▶ Directive
Pick out the lines containing "Σαμαρά".

▶ Data provided
>>>>>
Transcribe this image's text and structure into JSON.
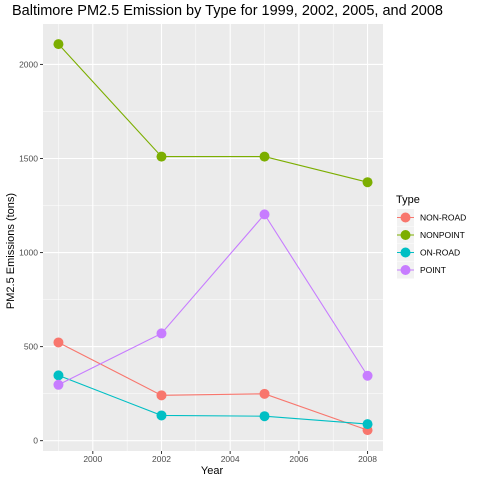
{
  "chart_data": {
    "type": "line",
    "title": "Baltimore PM2.5 Emission by Type for 1999, 2002, 2005, and 2008",
    "xlabel": "Year",
    "ylabel": "PM2.5 Emissions (tons)",
    "xlim": [
      1998.55,
      2008.45
    ],
    "ylim": [
      -55,
      2215
    ],
    "x_ticks": [
      2000,
      2002,
      2004,
      2006,
      2008
    ],
    "y_ticks": [
      0,
      500,
      1000,
      1500,
      2000
    ],
    "grid": true,
    "legend": {
      "title": "Type",
      "placement": "right"
    },
    "series": [
      {
        "name": "NON-ROAD",
        "color": "#F8766D",
        "x": [
          1999,
          2002,
          2005,
          2008
        ],
        "y": [
          522,
          241,
          249,
          56
        ]
      },
      {
        "name": "NONPOINT",
        "color": "#7CAE00",
        "x": [
          1999,
          2002,
          2005,
          2008
        ],
        "y": [
          2108,
          1510,
          1510,
          1374
        ]
      },
      {
        "name": "ON-ROAD",
        "color": "#00BFC4",
        "x": [
          1999,
          2002,
          2005,
          2008
        ],
        "y": [
          347,
          134,
          130,
          88
        ]
      },
      {
        "name": "POINT",
        "color": "#C77CFF",
        "x": [
          1999,
          2002,
          2005,
          2008
        ],
        "y": [
          297,
          570,
          1203,
          345
        ]
      }
    ]
  }
}
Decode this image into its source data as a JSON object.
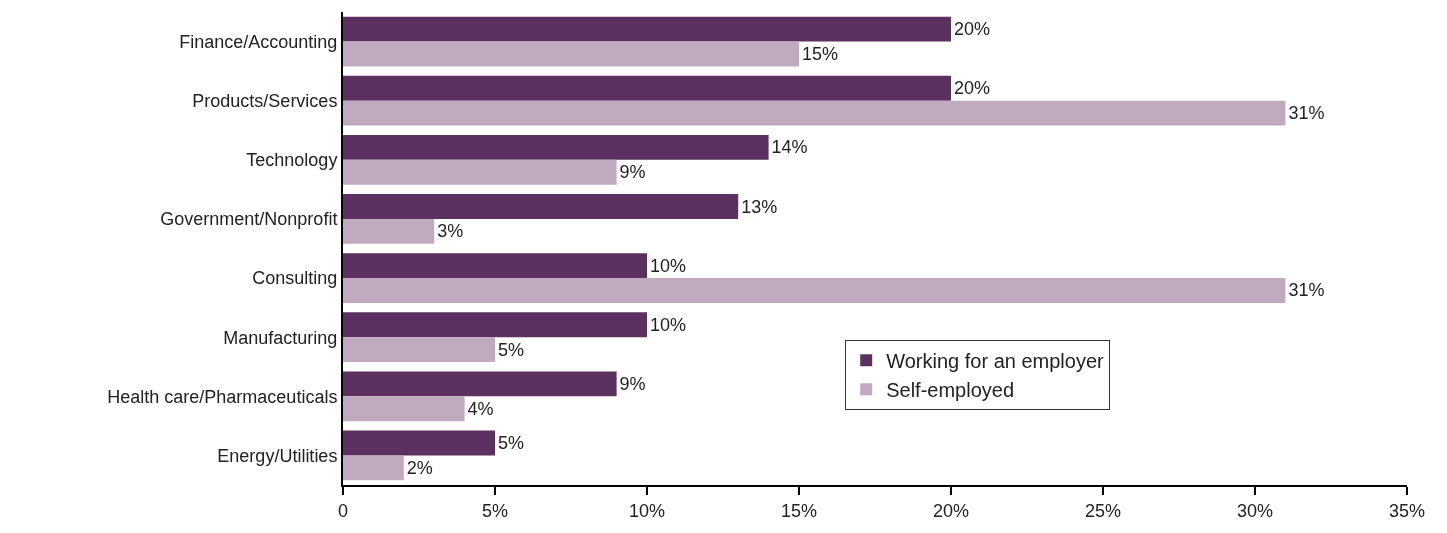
{
  "chart_data": {
    "type": "bar",
    "orientation": "horizontal",
    "categories": [
      "Finance/Accounting",
      "Products/Services",
      "Technology",
      "Government/Nonprofit",
      "Consulting",
      "Manufacturing",
      "Health care/Pharmaceuticals",
      "Energy/Utilities"
    ],
    "series": [
      {
        "name": "Working for an employer",
        "color": "#5c3160",
        "values": [
          20,
          20,
          14,
          13,
          10,
          10,
          9,
          5
        ],
        "value_labels": [
          "20%",
          "20%",
          "14%",
          "13%",
          "10%",
          "10%",
          "9%",
          "5%"
        ]
      },
      {
        "name": "Self-employed",
        "color": "#bfaabf",
        "values": [
          15,
          31,
          9,
          3,
          31,
          5,
          4,
          2
        ],
        "value_labels": [
          "15%",
          "31%",
          "9%",
          "3%",
          "31%",
          "5%",
          "4%",
          "2%"
        ]
      }
    ],
    "xlim": [
      0,
      35
    ],
    "xticks": [
      0,
      {
        "value": 5,
        "label": "5%"
      },
      {
        "value": 10,
        "label": "10%"
      },
      {
        "value": 15,
        "label": "15%"
      },
      {
        "value": 20,
        "label": "20%"
      },
      {
        "value": 25,
        "label": "25%"
      },
      {
        "value": 30,
        "label": "30%"
      },
      {
        "value": 35,
        "label": "35%"
      }
    ],
    "legend": "bottom right"
  }
}
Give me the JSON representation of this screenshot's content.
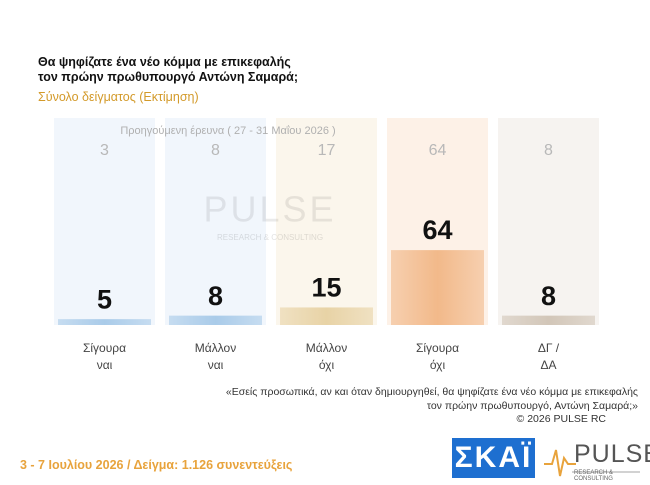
{
  "chart_data": {
    "type": "bar",
    "title": "Θα ψηφίζατε ένα νέο κόμμα με επικεφαλής\nτον πρώην πρωθυπουργό Αντώνη Σαμαρά;",
    "subtitle": "Σύνολο δείγματος (Εκτίμηση)",
    "previous_label": "Προηγούμενη έρευνα ( 27 - 31 Μαΐου 2026 )",
    "categories": [
      "Σίγουρα\nναι",
      "Μάλλον\nναι",
      "Μάλλον\nόχι",
      "Σίγουρα\nόχι",
      "ΔΓ /\nΔΑ"
    ],
    "values": [
      5,
      8,
      15,
      64,
      8
    ],
    "previous_values": [
      3,
      8,
      17,
      64,
      8
    ],
    "colors": [
      "#a9cbe9",
      "#a9cbe9",
      "#e8d3a6",
      "#f2b98a",
      "#d2c6b8"
    ],
    "column_colors": [
      "#f1f6fc",
      "#f1f6fc",
      "#fbf6ec",
      "#fdf1e7",
      "#f6f3f0"
    ],
    "note": "«Εσείς προσωπικά, αν και όταν δημιουργηθεί, θα ψηφίζατε ένα νέο κόμμα με επικεφαλής\nτον πρώην πρωθυπουργό, Αντώνη Σαμαρά;»",
    "copyright": "©  2026  PULSE RC",
    "footer": "3 - 7 Ιουλίου 2026  /  Δείγμα:  1.126 συνεντεύξεις",
    "watermark": "PULSE",
    "watermark_sub": "RESEARCH & CONSULTING",
    "logo_skai": "ΣΚΑΪ",
    "logo_pulse": "PULSE",
    "logo_pulse_sub": "RESEARCH & CONSULTING"
  }
}
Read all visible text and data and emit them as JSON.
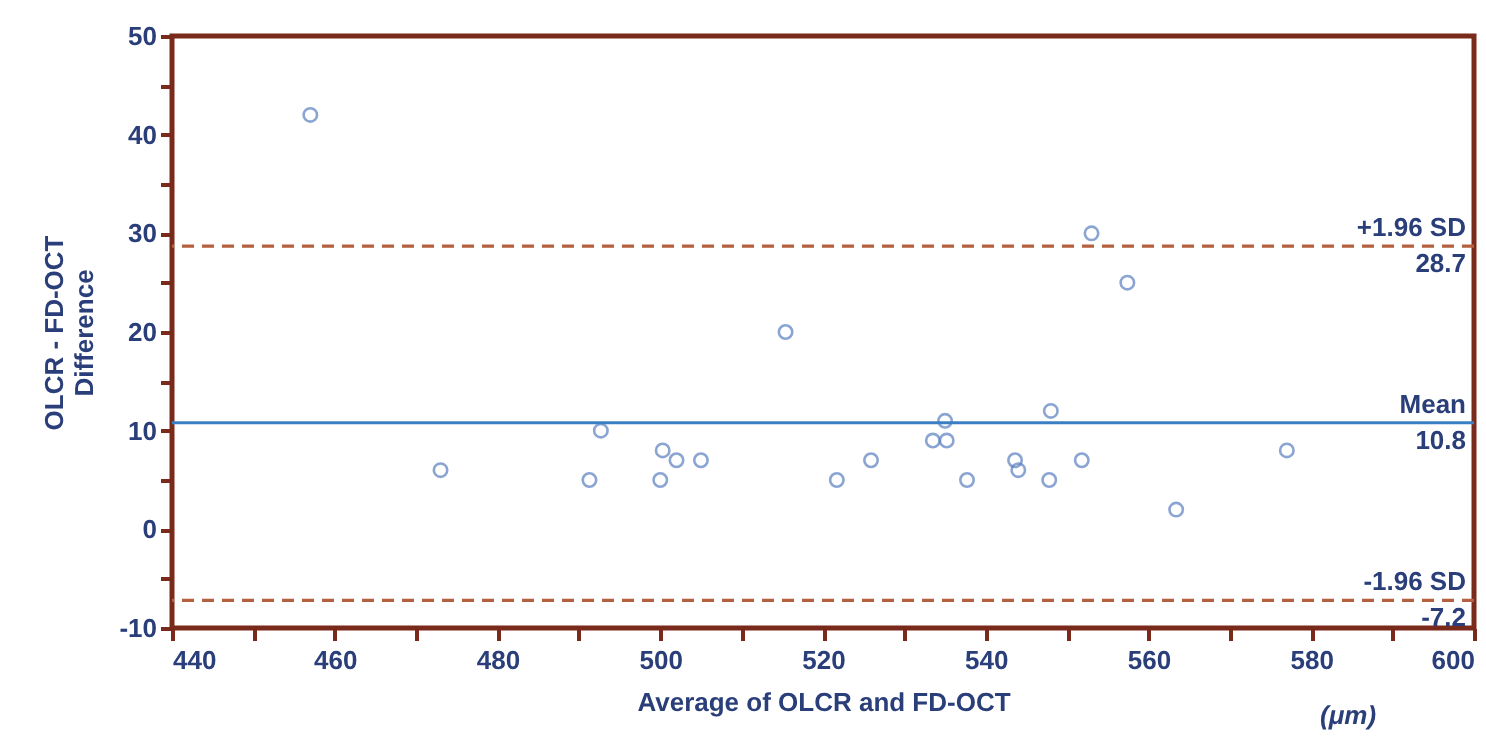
{
  "chart_data": {
    "type": "scatter",
    "xlabel": "Average of OLCR and FD-OCT",
    "ylabel": "OLCR - FD-OCT\nDifference",
    "annotations": [
      "(μm)"
    ],
    "x": [
      457,
      473,
      491.3,
      492.7,
      500.3,
      500,
      502,
      505,
      515.4,
      521.7,
      525.9,
      533.5,
      535.2,
      535,
      537.7,
      543.6,
      544,
      547.8,
      548,
      551.8,
      553,
      557.4,
      563.4,
      577
    ],
    "series": [
      {
        "color": "#5b7fc0",
        "values": [
          42,
          6,
          5,
          10,
          8,
          5,
          7,
          7,
          20,
          5,
          7,
          9,
          9,
          11,
          5,
          7,
          6,
          5,
          12,
          7,
          30,
          25,
          2,
          8
        ]
      }
    ],
    "marker": "circle",
    "grid": false,
    "xlim": [
      440,
      600
    ],
    "xticks": [
      440,
      {
        "value": 450,
        "label": null
      },
      460,
      {
        "value": 470,
        "label": null
      },
      480,
      {
        "value": 490,
        "label": null
      },
      500,
      {
        "value": 510,
        "label": null
      },
      520,
      {
        "value": 530,
        "label": null
      },
      540,
      {
        "value": 550,
        "label": null
      },
      560,
      {
        "value": 570,
        "label": null
      },
      580,
      {
        "value": 590,
        "label": null
      },
      600
    ],
    "ylim": [
      -10,
      50
    ],
    "yticks": [
      -10,
      {
        "value": -5,
        "label": null
      },
      0,
      {
        "value": 5,
        "label": null
      },
      10,
      {
        "value": 15,
        "label": null
      },
      20,
      {
        "value": 25,
        "label": null
      },
      30,
      {
        "value": 35,
        "label": null
      },
      40,
      {
        "value": 45,
        "label": null
      },
      50
    ],
    "ref_lines": [
      {
        "axis": "y",
        "value": 28.7,
        "label": "+1.96 SD\n28.7",
        "color": "#b5603e",
        "line_style": "dashed"
      },
      {
        "axis": "y",
        "value": 10.8,
        "label": "Mean\n10.8",
        "color": "#3a7fc4",
        "line_style": "solid"
      },
      {
        "axis": "y",
        "value": -7.2,
        "label": "-1.96 SD\n-7.2",
        "color": "#b5603e",
        "line_style": "dashed"
      }
    ]
  }
}
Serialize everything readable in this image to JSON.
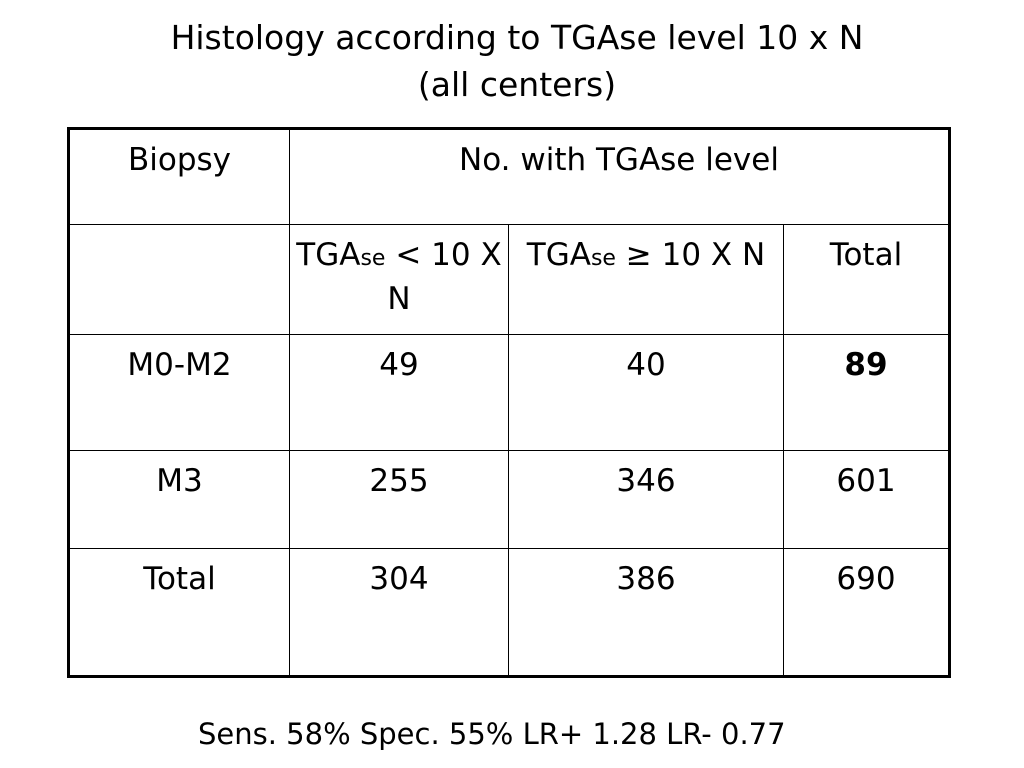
{
  "title": {
    "line1": "Histology according to TGAse level 10 x N",
    "line2": "(all centers)"
  },
  "table": {
    "header_biopsy": "Biopsy",
    "header_group": "No. with TGAse level",
    "col_lt_prefix": "TGA",
    "col_lt_sub": "se",
    "col_lt_suffix": " < 10 X N",
    "col_ge_prefix": "TGA",
    "col_ge_sub": "se",
    "col_ge_suffix": " ≥ 10 X N",
    "col_total": "Total",
    "rows": [
      {
        "label": "M0-M2",
        "lt": "49",
        "ge": "40",
        "total": "89"
      },
      {
        "label": "M3",
        "lt": "255",
        "ge": "346",
        "total": "601"
      },
      {
        "label": "Total",
        "lt": "304",
        "ge": "386",
        "total": "690"
      }
    ]
  },
  "footer": "Sens. 58%  Spec. 55%  LR+ 1.28  LR- 0.77",
  "chart_data": {
    "type": "table",
    "title": "Histology according to TGAse level 10 x N (all centers)",
    "row_header": "Biopsy",
    "column_group": "No. with TGAse level",
    "columns": [
      "TGAse < 10 X N",
      "TGAse ≥ 10 X N",
      "Total"
    ],
    "rows": [
      {
        "Biopsy": "M0-M2",
        "values": [
          49,
          40,
          89
        ]
      },
      {
        "Biopsy": "M3",
        "values": [
          255,
          346,
          601
        ]
      },
      {
        "Biopsy": "Total",
        "values": [
          304,
          386,
          690
        ]
      }
    ],
    "summary": {
      "Sens.": "58%",
      "Spec.": "55%",
      "LR+": "1.28",
      "LR-": "0.77"
    }
  }
}
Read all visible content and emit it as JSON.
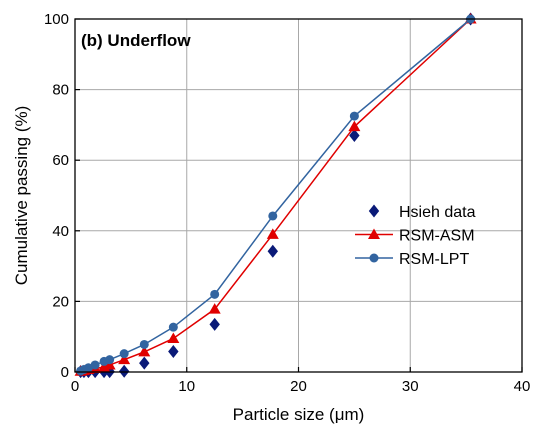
{
  "chart_data": {
    "type": "scatter",
    "panel_label": "(b) Underflow",
    "xlabel": "Particle size (μm)",
    "ylabel": "Cumulative passing (%)",
    "xlim": [
      0,
      40
    ],
    "ylim": [
      0,
      100
    ],
    "xticks": [
      "0",
      "10",
      "20",
      "30",
      "40"
    ],
    "yticks": [
      "0",
      "20",
      "40",
      "60",
      "80",
      "100"
    ],
    "grid": true,
    "legend_position": "right",
    "series": [
      {
        "name": "Hsieh data",
        "marker": "diamond",
        "line": false,
        "color": "#0a1a78",
        "x": [
          0.5,
          0.8,
          1.2,
          1.8,
          2.6,
          3.1,
          4.4,
          6.2,
          8.8,
          12.5,
          17.7,
          25.0,
          35.4
        ],
        "y": [
          0.1,
          0.1,
          0.1,
          0.1,
          0.1,
          0.1,
          0.2,
          2.5,
          5.8,
          13.5,
          34.2,
          67.0,
          100.0
        ]
      },
      {
        "name": "RSM-ASM",
        "marker": "triangle",
        "line": true,
        "color": "#e00000",
        "x": [
          0.5,
          0.8,
          1.2,
          1.8,
          2.6,
          3.1,
          4.4,
          6.2,
          8.8,
          12.5,
          17.7,
          25.0,
          35.4
        ],
        "y": [
          0.2,
          0.4,
          0.7,
          1.0,
          1.4,
          2.0,
          3.5,
          5.7,
          9.5,
          17.8,
          39.0,
          69.5,
          100.0
        ]
      },
      {
        "name": "RSM-LPT",
        "marker": "circle",
        "line": true,
        "color": "#3264a0",
        "x": [
          0.5,
          0.8,
          1.2,
          1.8,
          2.6,
          3.1,
          4.4,
          6.2,
          8.8,
          12.5,
          17.7,
          25.0,
          35.4
        ],
        "y": [
          0.3,
          0.7,
          1.2,
          2.0,
          3.0,
          3.5,
          5.2,
          7.8,
          12.7,
          22.0,
          44.2,
          72.5,
          100.0
        ]
      }
    ]
  }
}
<<<<<
▶ Response to this exercise
    "title": "Θα ψηφίζατε ένα νέο κόμμα με επικεφαλής\nτον πρώην πρωθυπουργό Αντώνη Σαμαρά;",
    "note": "«Εσείς προσωπικά, αν και όταν δημιουργηθεί, θα ψηφίζατε ένα νέο κόμμα με επικεφαλής\nτον πρώην πρωθυπουργό, Αντώνη Σαμαρά;»",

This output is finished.